======== Record extracts ========

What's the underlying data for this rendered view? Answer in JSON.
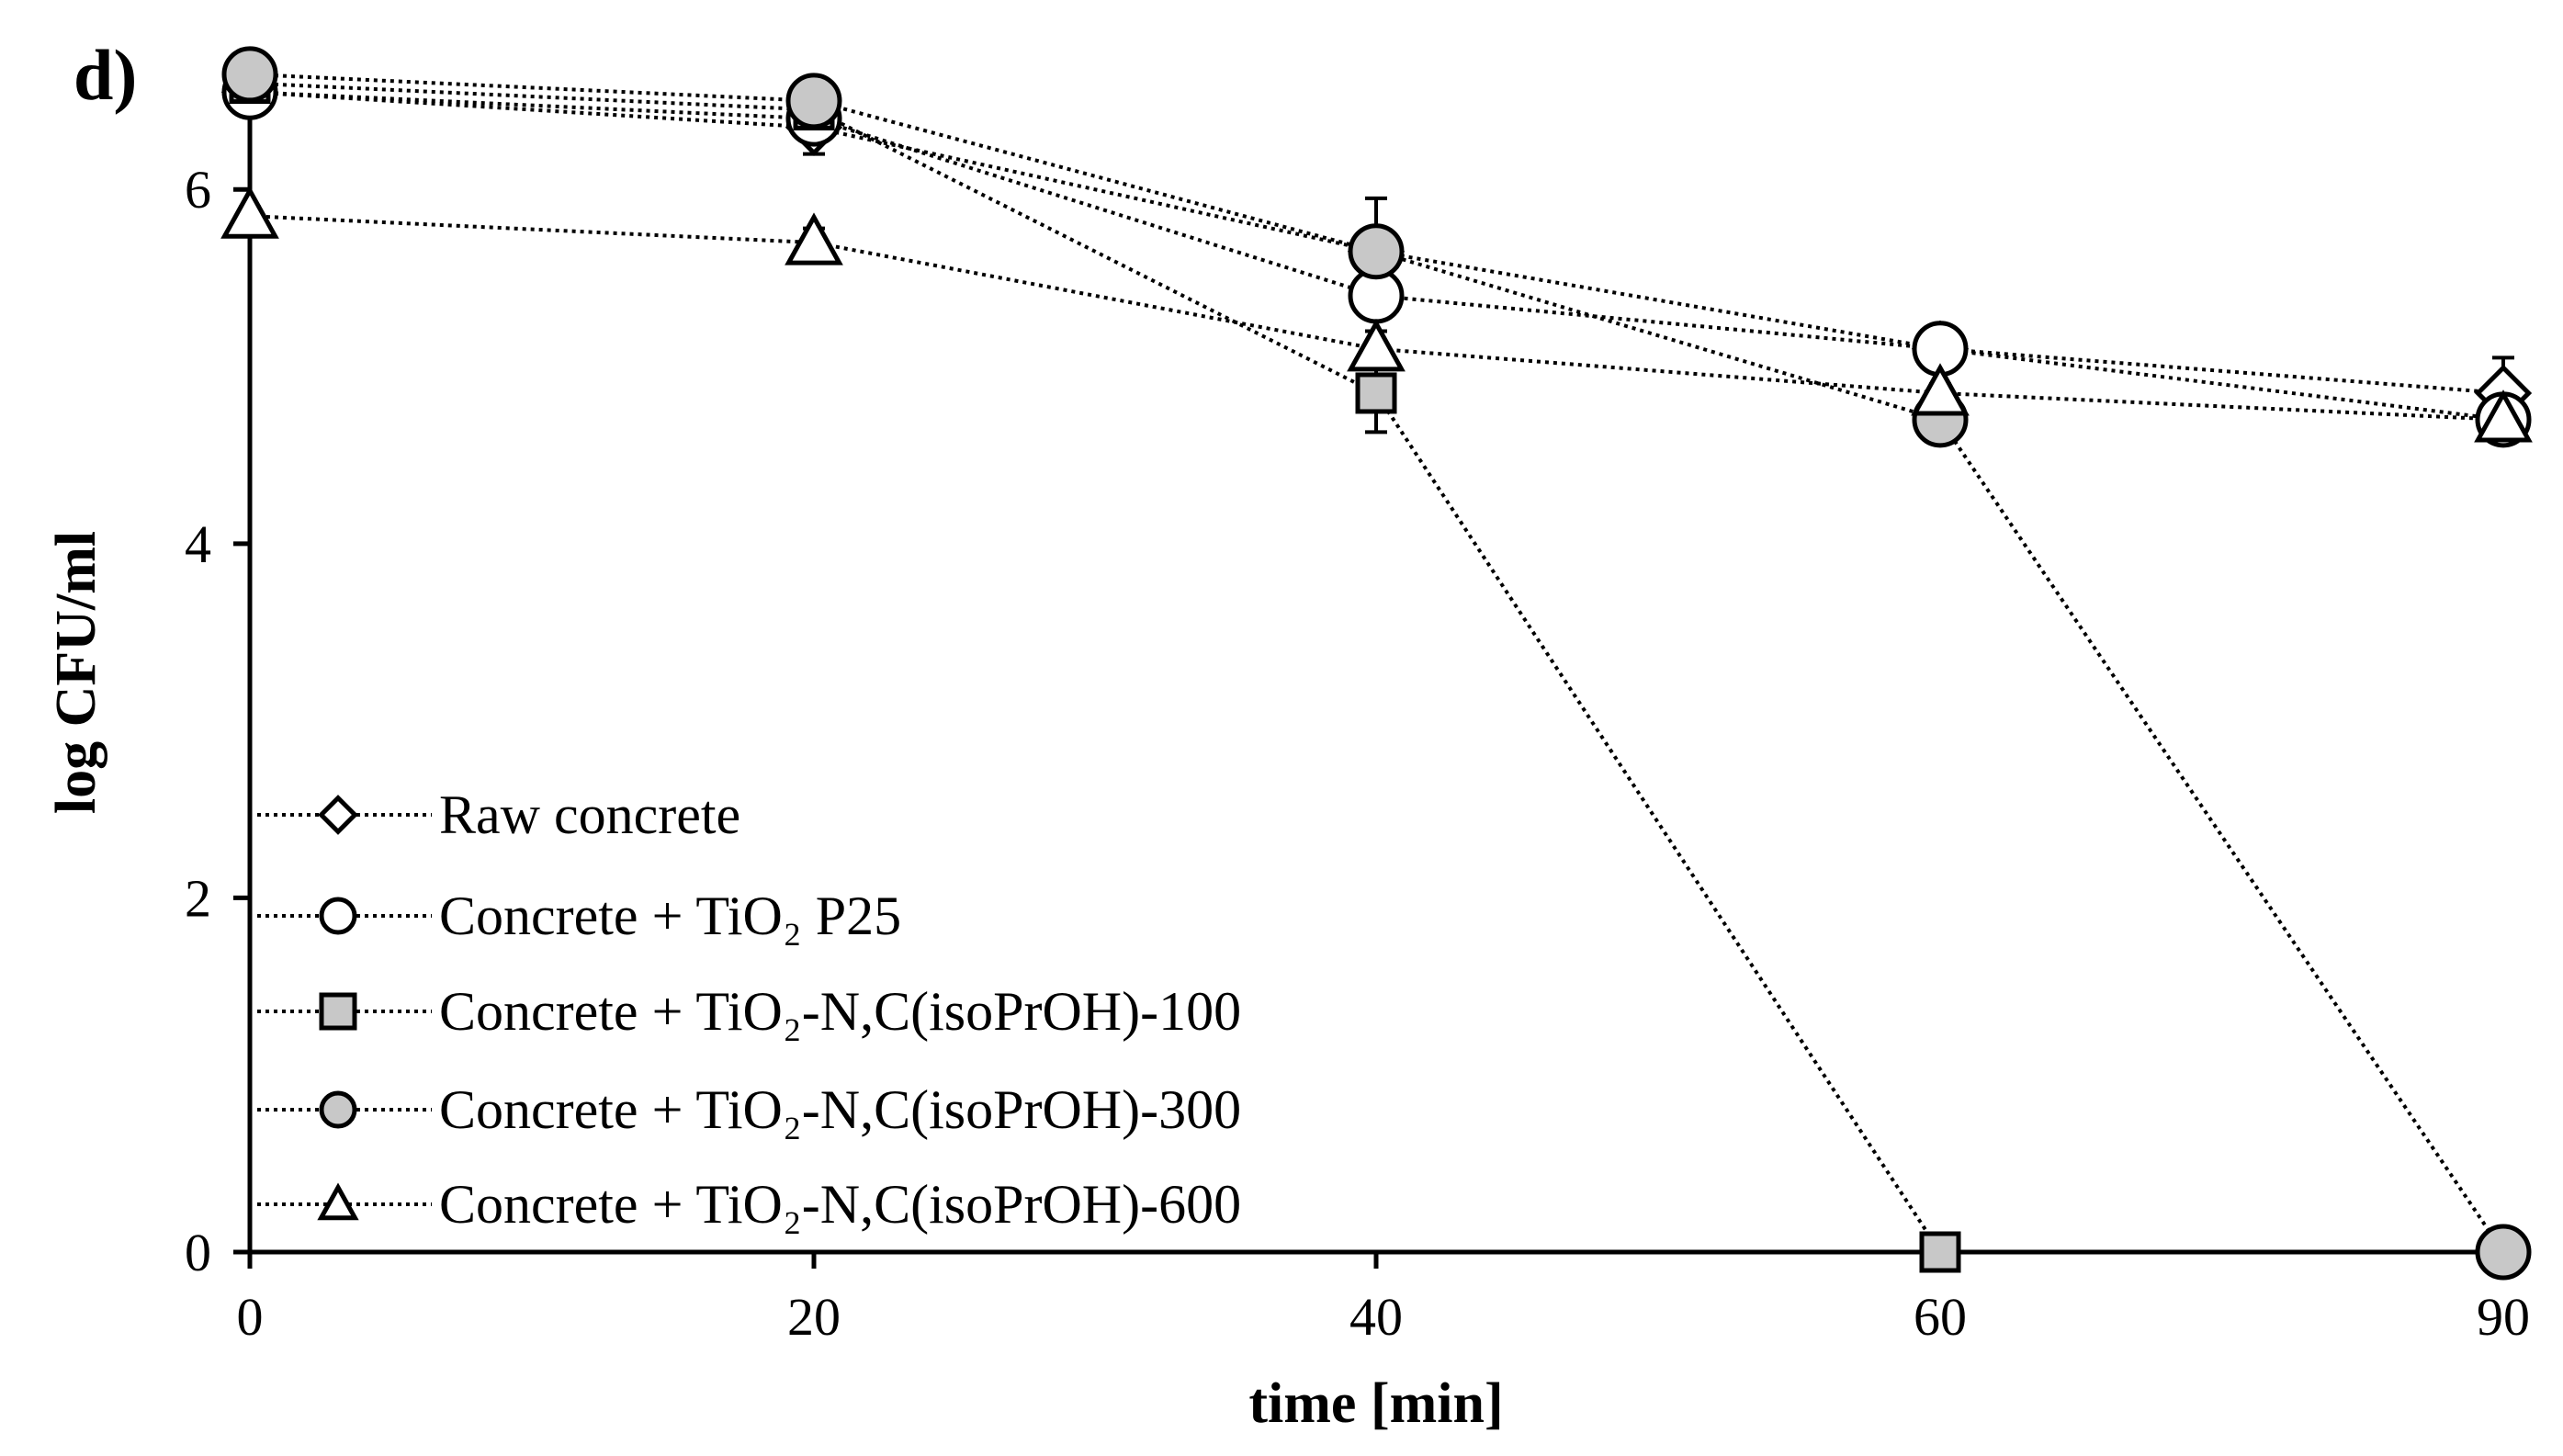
{
  "chart_data": {
    "type": "line",
    "panel_label": "d)",
    "xlabel": "time [min]",
    "ylabel": "log CFU/ml",
    "x": [
      "0",
      "20",
      "40",
      "60",
      "90"
    ],
    "ylim": [
      0,
      6.8
    ],
    "yticks": [
      "0",
      "2",
      "4",
      "6"
    ],
    "ytick_values": [
      0,
      2,
      4,
      6
    ],
    "grid": false,
    "legend_position": "bottom-left",
    "line_style": "dotted",
    "series": [
      {
        "name": "Raw concrete",
        "marker": "diamond",
        "fill": "#ffffff",
        "values": [
          6.55,
          6.35,
          5.65,
          5.1,
          4.85
        ],
        "errors": [
          0.05,
          0.15,
          0.1,
          0.05,
          0.2
        ]
      },
      {
        "name": "Concrete + TiO₂ P25",
        "marker": "circle",
        "fill": "#ffffff",
        "values": [
          6.55,
          6.4,
          5.4,
          5.1,
          4.7
        ],
        "errors": [
          0.05,
          0.05,
          0.1,
          0.05,
          0.05
        ]
      },
      {
        "name": "Concrete + TiO₂-N,C(isoPrOH)-100",
        "marker": "square",
        "fill": "#c8c8c8",
        "values": [
          6.6,
          6.45,
          4.85,
          0,
          null
        ],
        "errors": [
          0.05,
          0.05,
          0.22,
          0,
          null
        ]
      },
      {
        "name": "Concrete + TiO₂-N,C(isoPrOH)-300",
        "marker": "circle",
        "fill": "#c8c8c8",
        "values": [
          6.65,
          6.5,
          5.65,
          4.7,
          0
        ],
        "errors": [
          0.05,
          0.05,
          0.3,
          0.05,
          0
        ]
      },
      {
        "name": "Concrete + TiO₂-N,C(isoPrOH)-600",
        "marker": "triangle",
        "fill": "#ffffff",
        "values": [
          5.85,
          5.7,
          5.1,
          4.85,
          4.7
        ],
        "errors": [
          0.05,
          0.08,
          0.1,
          0.05,
          0.05
        ]
      }
    ]
  }
}
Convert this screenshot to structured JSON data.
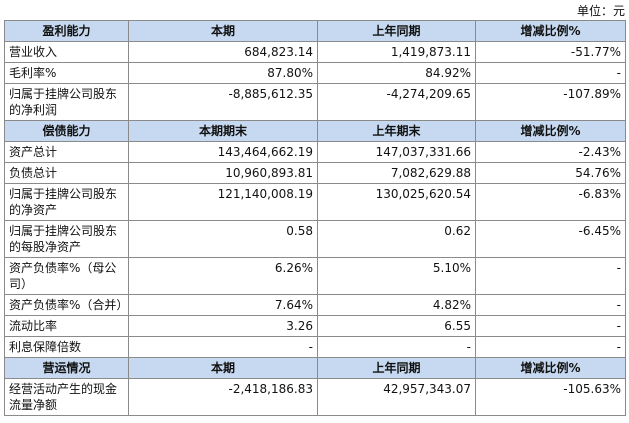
{
  "unit": "单位：元",
  "sections": [
    {
      "header": [
        "盈利能力",
        "本期",
        "上年同期",
        "增减比例%"
      ],
      "rows": [
        [
          "营业收入",
          "684,823.14",
          "1,419,873.11",
          "-51.77%"
        ],
        [
          "毛利率%",
          "87.80%",
          "84.92%",
          "-"
        ],
        [
          "归属于挂牌公司股东的净利润",
          "-8,885,612.35",
          "-4,274,209.65",
          "-107.89%"
        ]
      ]
    },
    {
      "header": [
        "偿债能力",
        "本期期末",
        "上年期末",
        "增减比例%"
      ],
      "rows": [
        [
          "资产总计",
          "143,464,662.19",
          "147,037,331.66",
          "-2.43%"
        ],
        [
          "负债总计",
          "10,960,893.81",
          "7,082,629.88",
          "54.76%"
        ],
        [
          "归属于挂牌公司股东的净资产",
          "121,140,008.19",
          "130,025,620.54",
          "-6.83%"
        ],
        [
          "归属于挂牌公司股东的每股净资产",
          "0.58",
          "0.62",
          "-6.45%"
        ],
        [
          "资产负债率%（母公司）",
          "6.26%",
          "5.10%",
          "-"
        ],
        [
          "资产负债率%（合并）",
          "7.64%",
          "4.82%",
          "-"
        ],
        [
          "流动比率",
          "3.26",
          "6.55",
          "-"
        ],
        [
          "利息保障倍数",
          "-",
          "-",
          "-"
        ]
      ]
    },
    {
      "header": [
        "营运情况",
        "本期",
        "上年同期",
        "增减比例%"
      ],
      "rows": [
        [
          "经营活动产生的现金流量净额",
          "-2,418,186.83",
          "42,957,343.07",
          "-105.63%"
        ]
      ]
    }
  ]
}
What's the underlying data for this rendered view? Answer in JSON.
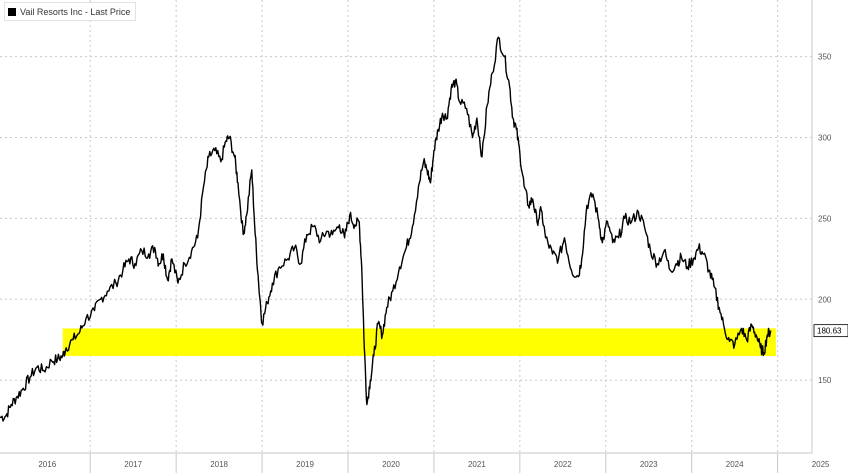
{
  "chart_data": {
    "type": "line",
    "title": "",
    "xlabel": "",
    "ylabel": "",
    "legend_position": "top-left",
    "grid": true,
    "y_axis_side": "right",
    "x_tick_labels": [
      "2016",
      "2017",
      "2018",
      "2019",
      "2020",
      "2021",
      "2022",
      "2023",
      "2024",
      "2025"
    ],
    "y_ticks": [
      150,
      200,
      250,
      300,
      350
    ],
    "y_tick_labels": [
      "150",
      "200",
      "250",
      "300",
      "350"
    ],
    "xlim": [
      2015.95,
      2025.4
    ],
    "ylim": [
      105,
      385
    ],
    "series": [
      {
        "name": "Vail Resorts Inc - Last Price",
        "color": "#000000",
        "points": [
          [
            2015.95,
            127
          ],
          [
            2016.02,
            128
          ],
          [
            2016.08,
            135
          ],
          [
            2016.15,
            140
          ],
          [
            2016.22,
            145
          ],
          [
            2016.3,
            152
          ],
          [
            2016.38,
            158
          ],
          [
            2016.46,
            156
          ],
          [
            2016.55,
            162
          ],
          [
            2016.62,
            163
          ],
          [
            2016.68,
            165
          ],
          [
            2016.72,
            170
          ],
          [
            2016.8,
            175
          ],
          [
            2016.88,
            180
          ],
          [
            2016.95,
            188
          ],
          [
            2017.05,
            193
          ],
          [
            2017.12,
            200
          ],
          [
            2017.2,
            205
          ],
          [
            2017.3,
            210
          ],
          [
            2017.38,
            218
          ],
          [
            2017.45,
            225
          ],
          [
            2017.52,
            222
          ],
          [
            2017.6,
            230
          ],
          [
            2017.68,
            228
          ],
          [
            2017.75,
            232
          ],
          [
            2017.8,
            222
          ],
          [
            2017.85,
            228
          ],
          [
            2017.9,
            212
          ],
          [
            2017.95,
            225
          ],
          [
            2018.02,
            210
          ],
          [
            2018.1,
            222
          ],
          [
            2018.18,
            230
          ],
          [
            2018.25,
            238
          ],
          [
            2018.32,
            270
          ],
          [
            2018.38,
            288
          ],
          [
            2018.45,
            292
          ],
          [
            2018.52,
            285
          ],
          [
            2018.58,
            298
          ],
          [
            2018.62,
            300
          ],
          [
            2018.68,
            288
          ],
          [
            2018.72,
            272
          ],
          [
            2018.78,
            240
          ],
          [
            2018.82,
            252
          ],
          [
            2018.88,
            280
          ],
          [
            2018.92,
            240
          ],
          [
            2018.96,
            210
          ],
          [
            2019.0,
            185
          ],
          [
            2019.06,
            198
          ],
          [
            2019.12,
            210
          ],
          [
            2019.2,
            220
          ],
          [
            2019.3,
            225
          ],
          [
            2019.38,
            232
          ],
          [
            2019.45,
            222
          ],
          [
            2019.52,
            240
          ],
          [
            2019.6,
            245
          ],
          [
            2019.68,
            236
          ],
          [
            2019.75,
            242
          ],
          [
            2019.82,
            240
          ],
          [
            2019.9,
            246
          ],
          [
            2019.96,
            238
          ],
          [
            2020.02,
            252
          ],
          [
            2020.08,
            246
          ],
          [
            2020.13,
            248
          ],
          [
            2020.16,
            220
          ],
          [
            2020.19,
            170
          ],
          [
            2020.22,
            135
          ],
          [
            2020.26,
            150
          ],
          [
            2020.3,
            165
          ],
          [
            2020.35,
            185
          ],
          [
            2020.4,
            178
          ],
          [
            2020.45,
            195
          ],
          [
            2020.52,
            205
          ],
          [
            2020.6,
            220
          ],
          [
            2020.68,
            232
          ],
          [
            2020.75,
            245
          ],
          [
            2020.82,
            270
          ],
          [
            2020.88,
            285
          ],
          [
            2020.92,
            280
          ],
          [
            2020.96,
            272
          ],
          [
            2021.0,
            292
          ],
          [
            2021.05,
            305
          ],
          [
            2021.1,
            315
          ],
          [
            2021.15,
            312
          ],
          [
            2021.2,
            330
          ],
          [
            2021.25,
            335
          ],
          [
            2021.3,
            322
          ],
          [
            2021.38,
            318
          ],
          [
            2021.45,
            300
          ],
          [
            2021.5,
            312
          ],
          [
            2021.56,
            288
          ],
          [
            2021.62,
            320
          ],
          [
            2021.68,
            340
          ],
          [
            2021.75,
            362
          ],
          [
            2021.82,
            350
          ],
          [
            2021.88,
            332
          ],
          [
            2021.92,
            312
          ],
          [
            2021.96,
            305
          ],
          [
            2022.0,
            290
          ],
          [
            2022.05,
            270
          ],
          [
            2022.1,
            258
          ],
          [
            2022.15,
            262
          ],
          [
            2022.2,
            248
          ],
          [
            2022.25,
            255
          ],
          [
            2022.3,
            238
          ],
          [
            2022.38,
            228
          ],
          [
            2022.45,
            225
          ],
          [
            2022.52,
            238
          ],
          [
            2022.6,
            218
          ],
          [
            2022.68,
            214
          ],
          [
            2022.72,
            225
          ],
          [
            2022.78,
            258
          ],
          [
            2022.85,
            265
          ],
          [
            2022.92,
            248
          ],
          [
            2022.96,
            235
          ],
          [
            2023.02,
            248
          ],
          [
            2023.08,
            235
          ],
          [
            2023.15,
            238
          ],
          [
            2023.22,
            250
          ],
          [
            2023.3,
            248
          ],
          [
            2023.38,
            254
          ],
          [
            2023.45,
            245
          ],
          [
            2023.52,
            230
          ],
          [
            2023.6,
            222
          ],
          [
            2023.68,
            230
          ],
          [
            2023.75,
            218
          ],
          [
            2023.82,
            222
          ],
          [
            2023.88,
            226
          ],
          [
            2023.95,
            220
          ],
          [
            2024.02,
            225
          ],
          [
            2024.08,
            232
          ],
          [
            2024.14,
            228
          ],
          [
            2024.2,
            218
          ],
          [
            2024.26,
            208
          ],
          [
            2024.32,
            195
          ],
          [
            2024.38,
            182
          ],
          [
            2024.44,
            174
          ],
          [
            2024.5,
            172
          ],
          [
            2024.58,
            182
          ],
          [
            2024.64,
            175
          ],
          [
            2024.7,
            184
          ],
          [
            2024.75,
            178
          ],
          [
            2024.8,
            170
          ],
          [
            2024.84,
            167
          ],
          [
            2024.88,
            178
          ],
          [
            2024.92,
            180.63
          ]
        ]
      }
    ],
    "last_value_label": "180.63",
    "highlight_band": {
      "y_from": 165,
      "y_to": 182,
      "x_from": 2016.68,
      "x_to": 2024.98,
      "color": "#ffff00"
    }
  },
  "grid_color": "#c8c8c8"
}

========

Instructions for the task:
Return only those lines of the records that contain the string "name".

Reply to the exercise:
        "name": "Raw concrete",
        "name": "Concrete + TiO₂ P25",
        "name": "Concrete + TiO₂-N,C(isoPrOH)-100",
        "name": "Concrete + TiO₂-N,C(isoPrOH)-300",
        "name": "Concrete + TiO₂-N,C(isoPrOH)-600",
        "name": "Vail Resorts Inc - Last Price",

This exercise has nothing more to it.